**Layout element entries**
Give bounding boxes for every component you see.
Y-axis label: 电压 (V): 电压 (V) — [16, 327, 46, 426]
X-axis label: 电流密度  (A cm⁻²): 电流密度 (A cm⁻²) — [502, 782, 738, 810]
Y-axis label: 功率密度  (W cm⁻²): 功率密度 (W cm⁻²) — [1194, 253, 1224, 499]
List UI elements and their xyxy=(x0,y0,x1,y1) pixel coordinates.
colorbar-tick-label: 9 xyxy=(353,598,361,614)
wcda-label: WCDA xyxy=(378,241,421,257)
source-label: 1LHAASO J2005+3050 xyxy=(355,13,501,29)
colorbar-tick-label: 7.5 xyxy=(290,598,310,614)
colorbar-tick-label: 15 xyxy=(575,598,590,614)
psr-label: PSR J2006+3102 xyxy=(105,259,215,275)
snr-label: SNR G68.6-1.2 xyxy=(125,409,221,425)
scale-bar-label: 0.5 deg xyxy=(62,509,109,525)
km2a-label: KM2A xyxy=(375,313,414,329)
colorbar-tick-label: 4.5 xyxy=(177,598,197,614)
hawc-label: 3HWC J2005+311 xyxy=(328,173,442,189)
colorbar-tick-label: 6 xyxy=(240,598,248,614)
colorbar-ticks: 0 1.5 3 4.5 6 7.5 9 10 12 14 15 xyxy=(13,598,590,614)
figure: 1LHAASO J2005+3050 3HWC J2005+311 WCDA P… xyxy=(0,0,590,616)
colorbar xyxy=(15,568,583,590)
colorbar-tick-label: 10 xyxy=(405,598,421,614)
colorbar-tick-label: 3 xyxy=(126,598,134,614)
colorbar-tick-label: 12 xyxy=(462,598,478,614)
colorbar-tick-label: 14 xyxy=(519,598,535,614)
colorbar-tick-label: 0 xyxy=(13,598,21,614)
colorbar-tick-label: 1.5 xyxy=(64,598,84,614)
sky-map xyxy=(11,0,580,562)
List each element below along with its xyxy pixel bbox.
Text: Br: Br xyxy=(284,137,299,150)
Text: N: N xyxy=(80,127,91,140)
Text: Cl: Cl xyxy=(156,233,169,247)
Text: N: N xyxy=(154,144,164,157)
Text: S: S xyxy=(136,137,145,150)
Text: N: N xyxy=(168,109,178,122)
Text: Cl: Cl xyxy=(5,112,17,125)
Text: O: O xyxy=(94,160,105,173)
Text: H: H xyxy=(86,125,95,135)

**SET EXERCISE**
Return all of the data above line for line, with no changes.

**IN RESPONSE**
Give bounding boxes for every component you see.
Y-axis label: 电压 (V): 电压 (V) — [16, 327, 46, 426]
X-axis label: 电流密度  (A cm⁻²): 电流密度 (A cm⁻²) — [502, 782, 738, 810]
Y-axis label: 功率密度  (W cm⁻²): 功率密度 (W cm⁻²) — [1194, 253, 1224, 499]
List UI elements and their xyxy=(x0,y0,x1,y1) pixel coordinates.
colorbar-tick-label: 9 xyxy=(353,598,361,614)
wcda-label: WCDA xyxy=(378,241,421,257)
source-label: 1LHAASO J2005+3050 xyxy=(355,13,501,29)
colorbar-tick-label: 7.5 xyxy=(290,598,310,614)
colorbar-tick-label: 15 xyxy=(575,598,590,614)
psr-label: PSR J2006+3102 xyxy=(105,259,215,275)
snr-label: SNR G68.6-1.2 xyxy=(125,409,221,425)
scale-bar-label: 0.5 deg xyxy=(62,509,109,525)
km2a-label: KM2A xyxy=(375,313,414,329)
colorbar-tick-label: 4.5 xyxy=(177,598,197,614)
hawc-label: 3HWC J2005+311 xyxy=(328,173,442,189)
colorbar-tick-label: 6 xyxy=(240,598,248,614)
colorbar-ticks: 0 1.5 3 4.5 6 7.5 9 10 12 14 15 xyxy=(13,598,590,614)
figure: 1LHAASO J2005+3050 3HWC J2005+311 WCDA P… xyxy=(0,0,590,616)
colorbar xyxy=(15,568,583,590)
colorbar-tick-label: 10 xyxy=(405,598,421,614)
colorbar-tick-label: 3 xyxy=(126,598,134,614)
colorbar-tick-label: 12 xyxy=(462,598,478,614)
colorbar-tick-label: 14 xyxy=(519,598,535,614)
colorbar-tick-label: 0 xyxy=(13,598,21,614)
colorbar-tick-label: 1.5 xyxy=(64,598,84,614)
sky-map xyxy=(11,0,580,562)
List each element below along with its xyxy pixel bbox.
Text: Br: Br xyxy=(284,137,299,150)
Text: N: N xyxy=(80,127,91,140)
Text: Cl: Cl xyxy=(156,233,169,247)
Text: N: N xyxy=(154,144,164,157)
Text: S: S xyxy=(136,137,145,150)
Text: N: N xyxy=(168,109,178,122)
Text: Cl: Cl xyxy=(5,112,17,125)
Text: O: O xyxy=(94,160,105,173)
Text: H: H xyxy=(86,125,95,135)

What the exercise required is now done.